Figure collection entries
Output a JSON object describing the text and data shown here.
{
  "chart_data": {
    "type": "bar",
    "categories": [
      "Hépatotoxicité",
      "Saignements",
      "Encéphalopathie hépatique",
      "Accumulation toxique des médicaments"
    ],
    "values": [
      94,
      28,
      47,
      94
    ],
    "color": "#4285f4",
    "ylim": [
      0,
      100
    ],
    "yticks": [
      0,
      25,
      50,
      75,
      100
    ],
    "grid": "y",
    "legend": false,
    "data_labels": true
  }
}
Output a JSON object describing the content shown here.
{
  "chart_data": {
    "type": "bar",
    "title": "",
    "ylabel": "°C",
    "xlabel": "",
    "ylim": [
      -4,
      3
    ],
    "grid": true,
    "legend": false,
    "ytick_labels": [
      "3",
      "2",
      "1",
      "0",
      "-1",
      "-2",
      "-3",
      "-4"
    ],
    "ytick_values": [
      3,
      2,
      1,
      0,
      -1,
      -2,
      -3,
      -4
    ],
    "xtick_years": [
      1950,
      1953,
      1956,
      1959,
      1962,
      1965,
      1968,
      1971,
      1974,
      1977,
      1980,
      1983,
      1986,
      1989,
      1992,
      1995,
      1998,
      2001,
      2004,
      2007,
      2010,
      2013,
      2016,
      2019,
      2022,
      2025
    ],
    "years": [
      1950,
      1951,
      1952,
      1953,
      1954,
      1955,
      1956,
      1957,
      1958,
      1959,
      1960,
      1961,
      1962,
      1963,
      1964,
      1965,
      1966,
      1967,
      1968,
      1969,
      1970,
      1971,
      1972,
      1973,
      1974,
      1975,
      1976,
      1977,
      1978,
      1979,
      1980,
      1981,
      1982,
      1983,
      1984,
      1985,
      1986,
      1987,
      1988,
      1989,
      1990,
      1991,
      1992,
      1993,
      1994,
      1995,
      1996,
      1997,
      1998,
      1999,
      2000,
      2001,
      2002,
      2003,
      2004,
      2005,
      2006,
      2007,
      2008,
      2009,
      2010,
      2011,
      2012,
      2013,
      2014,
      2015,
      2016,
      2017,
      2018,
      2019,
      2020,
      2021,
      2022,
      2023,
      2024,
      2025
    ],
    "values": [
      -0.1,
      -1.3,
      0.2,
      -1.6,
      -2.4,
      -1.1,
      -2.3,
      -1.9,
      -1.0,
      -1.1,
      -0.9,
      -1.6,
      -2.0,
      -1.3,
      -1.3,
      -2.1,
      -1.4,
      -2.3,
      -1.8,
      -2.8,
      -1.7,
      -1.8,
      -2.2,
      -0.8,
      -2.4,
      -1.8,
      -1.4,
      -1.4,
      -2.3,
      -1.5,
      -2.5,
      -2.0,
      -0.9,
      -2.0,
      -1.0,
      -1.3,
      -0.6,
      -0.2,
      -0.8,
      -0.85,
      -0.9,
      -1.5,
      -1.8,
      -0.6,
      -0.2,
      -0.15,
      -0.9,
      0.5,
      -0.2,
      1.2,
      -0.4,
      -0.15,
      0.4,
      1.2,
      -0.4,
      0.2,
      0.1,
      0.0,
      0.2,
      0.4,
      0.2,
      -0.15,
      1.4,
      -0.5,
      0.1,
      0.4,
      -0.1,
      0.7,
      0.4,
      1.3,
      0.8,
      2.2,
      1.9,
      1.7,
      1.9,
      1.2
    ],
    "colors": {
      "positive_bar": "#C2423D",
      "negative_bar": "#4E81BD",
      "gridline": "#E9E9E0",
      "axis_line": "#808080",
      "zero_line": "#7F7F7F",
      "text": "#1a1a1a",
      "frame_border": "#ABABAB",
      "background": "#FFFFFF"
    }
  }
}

=== The task ===
Your task is to extract all of the records exactly.

=== Result ===
Output a JSON object describing the text and data shown here.
{
  "chart_data": {
    "type": "bar",
    "categories": [
      "Hépatotoxicité",
      "Saignements",
      "Encéphalopathie hépatique",
      "Accumulation toxique des médicaments"
    ],
    "values": [
      94,
      28,
      47,
      94
    ],
    "color": "#4285f4",
    "ylim": [
      0,
      100
    ],
    "yticks": [
      0,
      25,
      50,
      75,
      100
    ],
    "grid": "y",
    "legend": false,
    "data_labels": true
  }
}
Output a JSON object describing the content shown here.
{
  "chart_data": {
    "type": "bar",
    "title": "",
    "ylabel": "°C",
    "xlabel": "",
    "ylim": [
      -4,
      3
    ],
    "grid": true,
    "legend": false,
    "ytick_labels": [
      "3",
      "2",
      "1",
      "0",
      "-1",
      "-2",
      "-3",
      "-4"
    ],
    "ytick_values": [
      3,
      2,
      1,
      0,
      -1,
      -2,
      -3,
      -4
    ],
    "xtick_years": [
      1950,
      1953,
      1956,
      1959,
      1962,
      1965,
      1968,
      1971,
      1974,
      1977,
      1980,
      1983,
      1986,
      1989,
      1992,
      1995,
      1998,
      2001,
      2004,
      2007,
      2010,
      2013,
      2016,
      2019,
      2022,
      2025
    ],
    "years": [
      1950,
      1951,
      1952,
      1953,
      1954,
      1955,
      1956,
      1957,
      1958,
      1959,
      1960,
      1961,
      1962,
      1963,
      1964,
      1965,
      1966,
      1967,
      1968,
      1969,
      1970,
      1971,
      1972,
      1973,
      1974,
      1975,
      1976,
      1977,
      1978,
      1979,
      1980,
      1981,
      1982,
      1983,
      1984,
      1985,
      1986,
      1987,
      1988,
      1989,
      1990,
      1991,
      1992,
      1993,
      1994,
      1995,
      1996,
      1997,
      1998,
      1999,
      2000,
      2001,
      2002,
      2003,
      2004,
      2005,
      2006,
      2007,
      2008,
      2009,
      2010,
      2011,
      2012,
      2013,
      2014,
      2015,
      2016,
      2017,
      2018,
      2019,
      2020,
      2021,
      2022,
      2023,
      2024,
      2025
    ],
    "values": [
      -0.1,
      -1.3,
      0.2,
      -1.6,
      -2.4,
      -1.1,
      -2.3,
      -1.9,
      -1.0,
      -1.1,
      -0.9,
      -1.6,
      -2.0,
      -1.3,
      -1.3,
      -2.1,
      -1.4,
      -2.3,
      -1.8,
      -2.8,
      -1.7,
      -1.8,
      -2.2,
      -0.8,
      -2.4,
      -1.8,
      -1.4,
      -1.4,
      -2.3,
      -1.5,
      -2.5,
      -2.0,
      -0.9,
      -2.0,
      -1.0,
      -1.3,
      -0.6,
      -0.2,
      -0.8,
      -0.85,
      -0.9,
      -1.5,
      -1.8,
      -0.6,
      -0.2,
      -0.15,
      -0.9,
      0.5,
      -0.2,
      1.2,
      -0.4,
      -0.15,
      0.4,
      1.2,
      -0.4,
      0.2,
      0.1,
      0.0,
      0.2,
      0.4,
      0.2,
      -0.15,
      1.4,
      -0.5,
      0.1,
      0.4,
      -0.1,
      0.7,
      0.4,
      1.3,
      0.8,
      2.2,
      1.9,
      1.7,
      1.9,
      1.2
    ],
    "colors": {
      "positive_bar": "#C2423D",
      "negative_bar": "#4E81BD",
      "gridline": "#E9E9E0",
      "axis_line": "#808080",
      "zero_line": "#7F7F7F",
      "text": "#1a1a1a",
      "frame_border": "#ABABAB",
      "background": "#FFFFFF"
    }
  }
}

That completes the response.